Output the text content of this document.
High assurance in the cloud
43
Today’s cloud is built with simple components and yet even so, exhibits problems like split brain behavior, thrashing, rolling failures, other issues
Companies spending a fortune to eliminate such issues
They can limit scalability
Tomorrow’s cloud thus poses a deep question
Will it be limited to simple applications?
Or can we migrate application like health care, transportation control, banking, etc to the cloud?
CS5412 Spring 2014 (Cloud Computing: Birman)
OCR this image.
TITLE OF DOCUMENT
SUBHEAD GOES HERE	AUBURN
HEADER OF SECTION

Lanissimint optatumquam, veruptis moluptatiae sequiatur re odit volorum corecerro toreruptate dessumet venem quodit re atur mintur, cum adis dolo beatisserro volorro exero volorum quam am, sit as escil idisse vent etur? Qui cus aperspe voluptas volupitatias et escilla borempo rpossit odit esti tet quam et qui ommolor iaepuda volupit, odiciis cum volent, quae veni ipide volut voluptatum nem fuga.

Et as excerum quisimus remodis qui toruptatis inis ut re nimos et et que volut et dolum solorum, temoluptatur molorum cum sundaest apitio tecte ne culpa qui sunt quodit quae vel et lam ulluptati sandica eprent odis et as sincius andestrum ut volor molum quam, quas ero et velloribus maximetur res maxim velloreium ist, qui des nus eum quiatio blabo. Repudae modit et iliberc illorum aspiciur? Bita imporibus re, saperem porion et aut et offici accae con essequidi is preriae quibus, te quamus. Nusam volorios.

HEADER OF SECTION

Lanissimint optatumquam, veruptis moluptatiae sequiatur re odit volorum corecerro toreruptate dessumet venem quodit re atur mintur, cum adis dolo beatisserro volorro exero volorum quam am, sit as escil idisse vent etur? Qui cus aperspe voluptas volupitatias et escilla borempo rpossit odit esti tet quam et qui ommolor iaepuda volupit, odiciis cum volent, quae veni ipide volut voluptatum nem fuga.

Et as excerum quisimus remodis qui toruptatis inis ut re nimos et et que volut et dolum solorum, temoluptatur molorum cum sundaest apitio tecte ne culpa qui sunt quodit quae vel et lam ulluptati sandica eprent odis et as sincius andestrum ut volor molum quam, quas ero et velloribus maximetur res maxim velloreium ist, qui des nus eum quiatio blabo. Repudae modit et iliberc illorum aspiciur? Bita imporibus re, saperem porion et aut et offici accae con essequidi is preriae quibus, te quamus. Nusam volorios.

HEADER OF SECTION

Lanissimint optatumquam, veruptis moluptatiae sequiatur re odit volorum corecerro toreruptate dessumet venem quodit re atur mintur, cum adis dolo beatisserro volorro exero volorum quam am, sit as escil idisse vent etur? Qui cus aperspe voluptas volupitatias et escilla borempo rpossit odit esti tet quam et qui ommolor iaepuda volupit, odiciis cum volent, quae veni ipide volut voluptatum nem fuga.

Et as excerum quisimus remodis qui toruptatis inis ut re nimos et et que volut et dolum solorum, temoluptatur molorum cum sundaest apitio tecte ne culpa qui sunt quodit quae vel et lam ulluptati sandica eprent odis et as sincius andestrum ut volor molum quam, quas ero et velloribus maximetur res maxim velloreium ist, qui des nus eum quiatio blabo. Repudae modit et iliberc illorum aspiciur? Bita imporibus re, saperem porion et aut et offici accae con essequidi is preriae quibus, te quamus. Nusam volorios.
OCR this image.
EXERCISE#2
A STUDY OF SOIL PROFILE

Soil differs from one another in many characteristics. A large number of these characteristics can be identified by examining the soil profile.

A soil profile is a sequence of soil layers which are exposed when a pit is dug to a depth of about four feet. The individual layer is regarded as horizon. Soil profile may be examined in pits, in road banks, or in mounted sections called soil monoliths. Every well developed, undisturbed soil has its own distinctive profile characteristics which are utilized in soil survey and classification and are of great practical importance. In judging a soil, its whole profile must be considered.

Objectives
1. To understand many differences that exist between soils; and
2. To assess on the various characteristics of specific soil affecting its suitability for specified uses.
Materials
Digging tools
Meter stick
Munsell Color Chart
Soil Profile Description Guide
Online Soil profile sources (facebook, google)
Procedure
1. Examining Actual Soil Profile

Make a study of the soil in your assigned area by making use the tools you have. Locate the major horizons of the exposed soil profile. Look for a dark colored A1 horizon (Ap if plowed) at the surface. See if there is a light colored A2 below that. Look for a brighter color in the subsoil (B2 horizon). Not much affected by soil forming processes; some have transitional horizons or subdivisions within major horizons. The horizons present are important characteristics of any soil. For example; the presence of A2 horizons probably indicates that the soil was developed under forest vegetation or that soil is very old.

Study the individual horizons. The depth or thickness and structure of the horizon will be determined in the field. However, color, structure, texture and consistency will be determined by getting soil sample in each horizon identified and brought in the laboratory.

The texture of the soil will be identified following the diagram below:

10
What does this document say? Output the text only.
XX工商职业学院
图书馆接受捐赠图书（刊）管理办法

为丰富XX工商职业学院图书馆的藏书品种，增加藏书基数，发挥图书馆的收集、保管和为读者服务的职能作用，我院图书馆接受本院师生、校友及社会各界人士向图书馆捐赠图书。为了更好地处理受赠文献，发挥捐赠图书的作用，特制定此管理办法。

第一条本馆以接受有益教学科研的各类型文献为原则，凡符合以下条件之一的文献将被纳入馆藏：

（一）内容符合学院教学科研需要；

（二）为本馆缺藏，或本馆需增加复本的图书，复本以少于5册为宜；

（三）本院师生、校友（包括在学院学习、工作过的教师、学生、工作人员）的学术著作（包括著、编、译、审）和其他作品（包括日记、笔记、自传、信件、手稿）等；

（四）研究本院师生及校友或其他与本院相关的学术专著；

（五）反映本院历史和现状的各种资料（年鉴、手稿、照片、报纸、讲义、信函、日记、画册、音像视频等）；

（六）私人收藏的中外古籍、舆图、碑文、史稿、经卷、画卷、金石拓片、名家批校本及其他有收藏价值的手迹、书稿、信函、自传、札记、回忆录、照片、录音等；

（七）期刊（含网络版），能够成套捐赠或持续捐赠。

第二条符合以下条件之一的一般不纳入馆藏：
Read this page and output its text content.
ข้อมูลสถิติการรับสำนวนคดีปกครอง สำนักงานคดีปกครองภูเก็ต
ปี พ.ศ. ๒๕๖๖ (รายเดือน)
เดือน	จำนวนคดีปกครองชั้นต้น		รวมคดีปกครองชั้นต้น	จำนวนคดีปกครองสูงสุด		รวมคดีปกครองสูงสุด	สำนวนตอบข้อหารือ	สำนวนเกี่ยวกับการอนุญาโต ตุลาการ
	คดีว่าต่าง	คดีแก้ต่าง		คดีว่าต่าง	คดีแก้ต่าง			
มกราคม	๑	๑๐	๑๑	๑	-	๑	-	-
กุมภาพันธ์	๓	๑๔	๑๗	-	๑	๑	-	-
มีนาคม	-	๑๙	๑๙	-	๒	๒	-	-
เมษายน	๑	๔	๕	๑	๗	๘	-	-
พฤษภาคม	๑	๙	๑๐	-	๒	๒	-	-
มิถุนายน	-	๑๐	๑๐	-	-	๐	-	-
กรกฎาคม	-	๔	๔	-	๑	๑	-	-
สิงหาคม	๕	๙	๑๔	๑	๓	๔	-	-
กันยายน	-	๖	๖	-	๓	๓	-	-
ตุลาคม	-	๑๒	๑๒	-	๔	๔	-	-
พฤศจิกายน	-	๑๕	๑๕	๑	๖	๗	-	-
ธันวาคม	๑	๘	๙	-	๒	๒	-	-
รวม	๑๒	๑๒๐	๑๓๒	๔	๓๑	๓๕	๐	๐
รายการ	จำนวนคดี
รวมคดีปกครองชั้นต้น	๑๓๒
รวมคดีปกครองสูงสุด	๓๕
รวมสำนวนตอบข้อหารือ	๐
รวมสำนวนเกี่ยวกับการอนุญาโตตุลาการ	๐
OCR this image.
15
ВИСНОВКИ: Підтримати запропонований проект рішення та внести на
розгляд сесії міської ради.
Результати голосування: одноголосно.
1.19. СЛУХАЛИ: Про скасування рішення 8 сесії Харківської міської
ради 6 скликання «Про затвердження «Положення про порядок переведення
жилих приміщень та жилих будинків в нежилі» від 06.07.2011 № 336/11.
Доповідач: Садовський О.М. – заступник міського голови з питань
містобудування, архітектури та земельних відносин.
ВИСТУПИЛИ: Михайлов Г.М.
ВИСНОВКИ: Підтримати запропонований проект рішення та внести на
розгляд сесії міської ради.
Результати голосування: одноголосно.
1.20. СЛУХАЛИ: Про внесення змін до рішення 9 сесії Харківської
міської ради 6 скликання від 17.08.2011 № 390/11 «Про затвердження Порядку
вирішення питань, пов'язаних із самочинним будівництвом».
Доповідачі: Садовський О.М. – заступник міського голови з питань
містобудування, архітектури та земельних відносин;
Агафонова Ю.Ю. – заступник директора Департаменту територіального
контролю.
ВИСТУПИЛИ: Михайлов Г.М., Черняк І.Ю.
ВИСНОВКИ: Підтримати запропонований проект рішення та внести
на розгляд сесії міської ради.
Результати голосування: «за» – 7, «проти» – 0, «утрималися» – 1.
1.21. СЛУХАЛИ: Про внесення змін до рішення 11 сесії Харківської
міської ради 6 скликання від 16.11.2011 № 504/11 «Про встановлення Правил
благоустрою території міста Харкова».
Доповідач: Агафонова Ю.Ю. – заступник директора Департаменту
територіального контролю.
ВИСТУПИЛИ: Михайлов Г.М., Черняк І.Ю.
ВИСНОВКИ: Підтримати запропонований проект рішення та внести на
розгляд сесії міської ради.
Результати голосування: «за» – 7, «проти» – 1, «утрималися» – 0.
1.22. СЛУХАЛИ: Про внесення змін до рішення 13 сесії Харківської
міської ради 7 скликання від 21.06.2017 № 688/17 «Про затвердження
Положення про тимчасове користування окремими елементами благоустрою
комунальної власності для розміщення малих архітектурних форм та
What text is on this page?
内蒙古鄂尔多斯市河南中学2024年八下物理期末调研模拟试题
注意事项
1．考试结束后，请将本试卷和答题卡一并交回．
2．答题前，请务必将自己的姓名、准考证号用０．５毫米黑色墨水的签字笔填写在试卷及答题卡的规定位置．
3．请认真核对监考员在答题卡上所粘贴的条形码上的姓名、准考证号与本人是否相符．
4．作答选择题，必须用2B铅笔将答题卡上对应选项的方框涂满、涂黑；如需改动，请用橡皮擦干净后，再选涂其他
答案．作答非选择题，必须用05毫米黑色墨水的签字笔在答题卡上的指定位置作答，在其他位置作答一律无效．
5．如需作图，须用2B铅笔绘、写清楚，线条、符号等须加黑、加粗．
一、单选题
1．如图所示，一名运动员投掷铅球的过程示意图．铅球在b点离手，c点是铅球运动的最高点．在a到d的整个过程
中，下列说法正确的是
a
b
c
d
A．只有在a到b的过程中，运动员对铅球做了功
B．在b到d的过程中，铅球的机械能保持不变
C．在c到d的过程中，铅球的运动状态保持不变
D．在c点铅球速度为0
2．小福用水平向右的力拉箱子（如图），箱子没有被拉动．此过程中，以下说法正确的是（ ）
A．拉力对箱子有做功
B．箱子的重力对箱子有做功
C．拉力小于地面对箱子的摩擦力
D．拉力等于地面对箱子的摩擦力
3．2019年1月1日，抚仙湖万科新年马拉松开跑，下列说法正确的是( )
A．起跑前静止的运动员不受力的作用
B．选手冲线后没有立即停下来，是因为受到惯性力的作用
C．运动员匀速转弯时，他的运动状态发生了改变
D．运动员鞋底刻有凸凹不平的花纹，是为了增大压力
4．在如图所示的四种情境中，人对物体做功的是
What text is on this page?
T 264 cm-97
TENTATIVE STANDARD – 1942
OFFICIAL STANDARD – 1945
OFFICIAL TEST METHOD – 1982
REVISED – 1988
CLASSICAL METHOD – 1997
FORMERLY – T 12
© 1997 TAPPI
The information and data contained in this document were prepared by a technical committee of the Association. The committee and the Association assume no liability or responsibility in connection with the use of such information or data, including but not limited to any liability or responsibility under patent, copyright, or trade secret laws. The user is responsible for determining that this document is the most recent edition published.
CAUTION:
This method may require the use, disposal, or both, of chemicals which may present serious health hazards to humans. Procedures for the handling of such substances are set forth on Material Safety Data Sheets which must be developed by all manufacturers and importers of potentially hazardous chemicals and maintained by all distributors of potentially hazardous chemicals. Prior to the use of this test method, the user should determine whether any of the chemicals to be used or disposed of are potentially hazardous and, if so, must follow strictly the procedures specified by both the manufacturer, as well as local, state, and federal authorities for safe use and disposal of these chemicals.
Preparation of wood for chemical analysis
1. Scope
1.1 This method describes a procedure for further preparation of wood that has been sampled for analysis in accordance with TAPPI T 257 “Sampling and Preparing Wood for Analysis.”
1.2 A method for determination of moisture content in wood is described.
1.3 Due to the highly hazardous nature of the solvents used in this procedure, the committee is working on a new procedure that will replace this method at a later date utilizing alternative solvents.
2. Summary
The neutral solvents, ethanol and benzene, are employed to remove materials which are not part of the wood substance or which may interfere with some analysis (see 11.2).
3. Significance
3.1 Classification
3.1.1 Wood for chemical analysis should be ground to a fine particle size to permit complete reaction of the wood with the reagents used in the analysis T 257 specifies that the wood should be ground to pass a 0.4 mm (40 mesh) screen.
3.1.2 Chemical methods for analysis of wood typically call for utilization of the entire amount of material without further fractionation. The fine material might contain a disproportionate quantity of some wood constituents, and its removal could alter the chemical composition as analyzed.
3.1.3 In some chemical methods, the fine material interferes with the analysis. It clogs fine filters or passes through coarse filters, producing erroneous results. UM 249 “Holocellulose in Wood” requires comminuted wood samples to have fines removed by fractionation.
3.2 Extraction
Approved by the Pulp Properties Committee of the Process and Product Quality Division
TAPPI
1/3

What needs to be done: Scan the material above. Copy each line that holds the word "content".

Output below:
Output the text content of this document.
Read this page and output its text content.
1.2 A method for determination of moisture content in wood is described.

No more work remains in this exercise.